Source extract:
----
Issue 101, 2014

Enhancement of electrochemical performance of silicon nanowires by homostructured interface used as anode materials for lithium ion batteries

Abstract

A novel and facile approach to fabricating long life silicon nanowires (SiNWs) via interface enhancement by structuring a silicon interface between SiNWs and metallic substrates from a nonequilibrium Si–Au composite based on conventional vapor–liquid–solid mechanism is successfully demonstrated in this paper. The building of a Si transition layer as an interface successfully converts the interface contact of the SiNWs on the substrates from point contact between the SiNWs and the stainless steel substrate into planar contact between the Si film and the stainless steel substrate. Although the interface modification process is very simple, the improved high stability of SiNWs from this way proves that it is a very promising strategy to get long life for high capacity anode materials used in lithium ion batteries. The building of a silicon homo-structural interface between assembled SiNWs and metallic substrates results in ultra long life for SiNWs. The retention capacity of the produced SiNWs is up to 2447 mA h g−1 even after 100 cycles, delivering 80.92% of its second discharge capacity, presenting a very attractive cycling stability.
----
Data section:
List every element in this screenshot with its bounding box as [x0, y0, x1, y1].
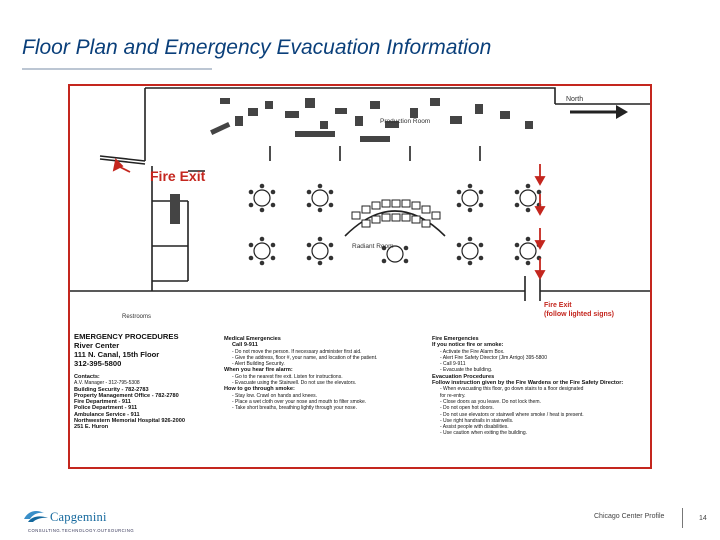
----
Stated goal 1: In the silicon nanowire abstract, what does building the silicon transition layer change at the interface, and what result does the abstract attribute to it? Answer in one to three sentences.
Stated goal 2: According to the silicon nanowire abstract, what retention capacity do the produced SiNWs still have after 100 cycles?

Solution 1: The silicon transition layer changes the contact from point contact between the SiNWs and the stainless steel substrate to planar contact between the Si film and the substrate. The abstract credits this silicon homo-structural interface with giving the SiNWs ultra long life and improved high stability.

Solution 2: Up to 2447 mA h g−1, which is 80.92% of their second discharge capacity.